Send back the records in full, character for character.

→ **DATA**:
====

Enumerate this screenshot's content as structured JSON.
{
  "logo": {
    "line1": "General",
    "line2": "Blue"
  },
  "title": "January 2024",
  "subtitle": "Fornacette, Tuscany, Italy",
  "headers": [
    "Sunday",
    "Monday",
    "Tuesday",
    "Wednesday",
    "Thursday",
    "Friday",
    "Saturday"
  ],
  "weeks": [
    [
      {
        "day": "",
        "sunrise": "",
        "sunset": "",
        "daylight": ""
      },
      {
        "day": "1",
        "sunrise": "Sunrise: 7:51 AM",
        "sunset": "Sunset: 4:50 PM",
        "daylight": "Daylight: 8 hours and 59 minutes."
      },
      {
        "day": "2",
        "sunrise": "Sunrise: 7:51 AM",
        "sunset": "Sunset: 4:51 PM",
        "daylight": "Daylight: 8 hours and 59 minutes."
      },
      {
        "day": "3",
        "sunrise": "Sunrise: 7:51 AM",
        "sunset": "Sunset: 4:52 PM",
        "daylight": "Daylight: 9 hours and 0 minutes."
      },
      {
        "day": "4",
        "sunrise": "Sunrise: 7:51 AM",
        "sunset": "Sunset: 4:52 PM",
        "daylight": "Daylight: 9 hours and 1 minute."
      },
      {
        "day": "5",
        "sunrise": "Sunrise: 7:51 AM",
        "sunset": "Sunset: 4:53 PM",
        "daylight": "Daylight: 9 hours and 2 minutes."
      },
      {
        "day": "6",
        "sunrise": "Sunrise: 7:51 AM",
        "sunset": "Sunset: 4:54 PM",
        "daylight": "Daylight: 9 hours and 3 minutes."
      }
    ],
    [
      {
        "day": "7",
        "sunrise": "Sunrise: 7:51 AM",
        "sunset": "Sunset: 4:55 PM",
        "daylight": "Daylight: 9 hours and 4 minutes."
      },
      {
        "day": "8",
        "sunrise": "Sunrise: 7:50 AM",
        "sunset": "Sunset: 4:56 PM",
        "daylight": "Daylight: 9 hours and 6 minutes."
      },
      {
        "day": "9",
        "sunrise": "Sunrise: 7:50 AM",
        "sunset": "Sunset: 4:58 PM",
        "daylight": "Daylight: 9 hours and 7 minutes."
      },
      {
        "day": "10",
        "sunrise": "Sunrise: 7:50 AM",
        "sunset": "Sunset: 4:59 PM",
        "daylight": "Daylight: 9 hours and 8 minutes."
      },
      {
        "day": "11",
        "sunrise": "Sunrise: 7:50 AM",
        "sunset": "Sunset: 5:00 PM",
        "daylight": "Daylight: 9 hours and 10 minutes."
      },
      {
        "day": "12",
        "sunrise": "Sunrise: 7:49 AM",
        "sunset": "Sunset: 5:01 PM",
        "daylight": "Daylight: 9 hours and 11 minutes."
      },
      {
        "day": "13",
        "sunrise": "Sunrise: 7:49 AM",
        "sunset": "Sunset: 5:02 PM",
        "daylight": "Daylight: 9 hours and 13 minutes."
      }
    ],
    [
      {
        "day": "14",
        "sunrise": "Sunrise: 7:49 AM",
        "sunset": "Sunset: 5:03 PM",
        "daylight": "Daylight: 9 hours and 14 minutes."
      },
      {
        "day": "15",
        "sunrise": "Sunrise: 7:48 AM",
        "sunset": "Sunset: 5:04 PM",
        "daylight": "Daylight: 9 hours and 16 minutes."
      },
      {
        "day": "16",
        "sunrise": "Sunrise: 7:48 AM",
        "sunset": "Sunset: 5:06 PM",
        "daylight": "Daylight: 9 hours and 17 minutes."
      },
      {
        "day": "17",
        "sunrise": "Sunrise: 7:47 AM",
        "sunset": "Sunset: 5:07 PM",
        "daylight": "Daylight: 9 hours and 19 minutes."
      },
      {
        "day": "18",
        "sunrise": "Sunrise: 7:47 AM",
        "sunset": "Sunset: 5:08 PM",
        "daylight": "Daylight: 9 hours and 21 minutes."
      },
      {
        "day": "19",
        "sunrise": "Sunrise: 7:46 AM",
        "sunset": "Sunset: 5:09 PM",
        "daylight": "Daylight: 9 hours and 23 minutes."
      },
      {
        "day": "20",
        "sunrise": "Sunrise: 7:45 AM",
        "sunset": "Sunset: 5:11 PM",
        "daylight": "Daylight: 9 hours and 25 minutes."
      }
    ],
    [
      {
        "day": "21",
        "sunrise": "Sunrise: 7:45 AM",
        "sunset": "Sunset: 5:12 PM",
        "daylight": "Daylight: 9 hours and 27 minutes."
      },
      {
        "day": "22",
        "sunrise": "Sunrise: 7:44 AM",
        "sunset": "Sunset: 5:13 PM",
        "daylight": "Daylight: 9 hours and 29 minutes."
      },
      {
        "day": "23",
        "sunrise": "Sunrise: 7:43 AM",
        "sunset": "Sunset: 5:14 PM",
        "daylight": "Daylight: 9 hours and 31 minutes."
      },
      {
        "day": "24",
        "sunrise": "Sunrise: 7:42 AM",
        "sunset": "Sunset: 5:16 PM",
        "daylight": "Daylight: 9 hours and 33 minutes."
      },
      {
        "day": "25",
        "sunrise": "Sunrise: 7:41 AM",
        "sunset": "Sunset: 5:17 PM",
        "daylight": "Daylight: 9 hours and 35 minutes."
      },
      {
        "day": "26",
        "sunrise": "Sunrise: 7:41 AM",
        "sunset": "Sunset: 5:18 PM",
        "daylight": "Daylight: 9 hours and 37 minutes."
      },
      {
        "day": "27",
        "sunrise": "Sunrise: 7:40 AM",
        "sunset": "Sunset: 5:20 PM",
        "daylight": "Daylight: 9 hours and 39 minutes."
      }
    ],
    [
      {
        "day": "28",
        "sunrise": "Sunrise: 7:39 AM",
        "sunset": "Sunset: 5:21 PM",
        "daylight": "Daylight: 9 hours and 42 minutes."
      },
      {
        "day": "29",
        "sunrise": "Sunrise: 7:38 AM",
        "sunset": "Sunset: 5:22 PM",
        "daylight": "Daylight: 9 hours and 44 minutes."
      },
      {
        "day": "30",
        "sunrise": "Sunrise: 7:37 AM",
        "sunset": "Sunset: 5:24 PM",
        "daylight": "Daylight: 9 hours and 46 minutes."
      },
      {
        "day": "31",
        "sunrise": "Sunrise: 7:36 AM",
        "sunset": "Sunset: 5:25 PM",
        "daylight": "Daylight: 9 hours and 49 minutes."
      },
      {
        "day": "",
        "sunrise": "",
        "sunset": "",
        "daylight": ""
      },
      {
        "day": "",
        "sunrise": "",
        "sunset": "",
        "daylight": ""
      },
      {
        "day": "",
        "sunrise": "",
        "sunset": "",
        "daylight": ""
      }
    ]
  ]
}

====

→ **SOLUTION FOR THIS EXERCISE**:
Enumerate this screenshot's content as structured JSON.
{
  "logo": {
    "line1": "General",
    "line2": "Blue"
  },
  "title": "January 2024",
  "subtitle": "Fornacette, Tuscany, Italy",
  "headers": [
    "Sunday",
    "Monday",
    "Tuesday",
    "Wednesday",
    "Thursday",
    "Friday",
    "Saturday"
  ],
  "weeks": [
    [
      {
        "day": "",
        "sunrise": "",
        "sunset": "",
        "daylight": ""
      },
      {
        "day": "1",
        "sunrise": "Sunrise: 7:51 AM",
        "sunset": "Sunset: 4:50 PM",
        "daylight": "Daylight: 8 hours and 59 minutes."
      },
      {
        "day": "2",
        "sunrise": "Sunrise: 7:51 AM",
        "sunset": "Sunset: 4:51 PM",
        "daylight": "Daylight: 8 hours and 59 minutes."
      },
      {
        "day": "3",
        "sunrise": "Sunrise: 7:51 AM",
        "sunset": "Sunset: 4:52 PM",
        "daylight": "Daylight: 9 hours and 0 minutes."
      },
      {
        "day": "4",
        "sunrise": "Sunrise: 7:51 AM",
        "sunset": "Sunset: 4:52 PM",
        "daylight": "Daylight: 9 hours and 1 minute."
      },
      {
        "day": "5",
        "sunrise": "Sunrise: 7:51 AM",
        "sunset": "Sunset: 4:53 PM",
        "daylight": "Daylight: 9 hours and 2 minutes."
      },
      {
        "day": "6",
        "sunrise": "Sunrise: 7:51 AM",
        "sunset": "Sunset: 4:54 PM",
        "daylight": "Daylight: 9 hours and 3 minutes."
      }
    ],
    [
      {
        "day": "7",
        "sunrise": "Sunrise: 7:51 AM",
        "sunset": "Sunset: 4:55 PM",
        "daylight": "Daylight: 9 hours and 4 minutes."
      },
      {
        "day": "8",
        "sunrise": "Sunrise: 7:50 AM",
        "sunset": "Sunset: 4:56 PM",
        "daylight": "Daylight: 9 hours and 6 minutes."
      },
      {
        "day": "9",
        "sunrise": "Sunrise: 7:50 AM",
        "sunset": "Sunset: 4:58 PM",
        "daylight": "Daylight: 9 hours and 7 minutes."
      },
      {
        "day": "10",
        "sunrise": "Sunrise: 7:50 AM",
        "sunset": "Sunset: 4:59 PM",
        "daylight": "Daylight: 9 hours and 8 minutes."
      },
      {
        "day": "11",
        "sunrise": "Sunrise: 7:50 AM",
        "sunset": "Sunset: 5:00 PM",
        "daylight": "Daylight: 9 hours and 10 minutes."
      },
      {
        "day": "12",
        "sunrise": "Sunrise: 7:49 AM",
        "sunset": "Sunset: 5:01 PM",
        "daylight": "Daylight: 9 hours and 11 minutes."
      },
      {
        "day": "13",
        "sunrise": "Sunrise: 7:49 AM",
        "sunset": "Sunset: 5:02 PM",
        "daylight": "Daylight: 9 hours and 13 minutes."
      }
    ],
    [
      {
        "day": "14",
        "sunrise": "Sunrise: 7:49 AM",
        "sunset": "Sunset: 5:03 PM",
        "daylight": "Daylight: 9 hours and 14 minutes."
      },
      {
        "day": "15",
        "sunrise": "Sunrise: 7:48 AM",
        "sunset": "Sunset: 5:04 PM",
        "daylight": "Daylight: 9 hours and 16 minutes."
      },
      {
        "day": "16",
        "sunrise": "Sunrise: 7:48 AM",
        "sunset": "Sunset: 5:06 PM",
        "daylight": "Daylight: 9 hours and 17 minutes."
      },
      {
        "day": "17",
        "sunrise": "Sunrise: 7:47 AM",
        "sunset": "Sunset: 5:07 PM",
        "daylight": "Daylight: 9 hours and 19 minutes."
      },
      {
        "day": "18",
        "sunrise": "Sunrise: 7:47 AM",
        "sunset": "Sunset: 5:08 PM",
        "daylight": "Daylight: 9 hours and 21 minutes."
      },
      {
        "day": "19",
        "sunrise": "Sunrise: 7:46 AM",
        "sunset": "Sunset: 5:09 PM",
        "daylight": "Daylight: 9 hours and 23 minutes."
      },
      {
        "day": "20",
        "sunrise": "Sunrise: 7:45 AM",
        "sunset": "Sunset: 5:11 PM",
        "daylight": "Daylight: 9 hours and 25 minutes."
      }
    ],
    [
      {
        "day": "21",
        "sunrise": "Sunrise: 7:45 AM",
        "sunset": "Sunset: 5:12 PM",
        "daylight": "Daylight: 9 hours and 27 minutes."
      },
      {
        "day": "22",
        "sunrise": "Sunrise: 7:44 AM",
        "sunset": "Sunset: 5:13 PM",
        "daylight": "Daylight: 9 hours and 29 minutes."
      },
      {
        "day": "23",
        "sunrise": "Sunrise: 7:43 AM",
        "sunset": "Sunset: 5:14 PM",
        "daylight": "Daylight: 9 hours and 31 minutes."
      },
      {
        "day": "24",
        "sunrise": "Sunrise: 7:42 AM",
        "sunset": "Sunset: 5:16 PM",
        "daylight": "Daylight: 9 hours and 33 minutes."
      },
      {
        "day": "25",
        "sunrise": "Sunrise: 7:41 AM",
        "sunset": "Sunset: 5:17 PM",
        "daylight": "Daylight: 9 hours and 35 minutes."
      },
      {
        "day": "26",
        "sunrise": "Sunrise: 7:41 AM",
        "sunset": "Sunset: 5:18 PM",
        "daylight": "Daylight: 9 hours and 37 minutes."
      },
      {
        "day": "27",
        "sunrise": "Sunrise: 7:40 AM",
        "sunset": "Sunset: 5:20 PM",
        "daylight": "Daylight: 9 hours and 39 minutes."
      }
    ],
    [
      {
        "day": "28",
        "sunrise": "Sunrise: 7:39 AM",
        "sunset": "Sunset: 5:21 PM",
        "daylight": "Daylight: 9 hours and 42 minutes."
      },
      {
        "day": "29",
        "sunrise": "Sunrise: 7:38 AM",
        "sunset": "Sunset: 5:22 PM",
        "daylight": "Daylight: 9 hours and 44 minutes."
      },
      {
        "day": "30",
        "sunrise": "Sunrise: 7:37 AM",
        "sunset": "Sunset: 5:24 PM",
        "daylight": "Daylight: 9 hours and 46 minutes."
      },
      {
        "day": "31",
        "sunrise": "Sunrise: 7:36 AM",
        "sunset": "Sunset: 5:25 PM",
        "daylight": "Daylight: 9 hours and 49 minutes."
      },
      {
        "day": "",
        "sunrise": "",
        "sunset": "",
        "daylight": ""
      },
      {
        "day": "",
        "sunrise": "",
        "sunset": "",
        "daylight": ""
      },
      {
        "day": "",
        "sunrise": "",
        "sunset": "",
        "daylight": ""
      }
    ]
  ]
}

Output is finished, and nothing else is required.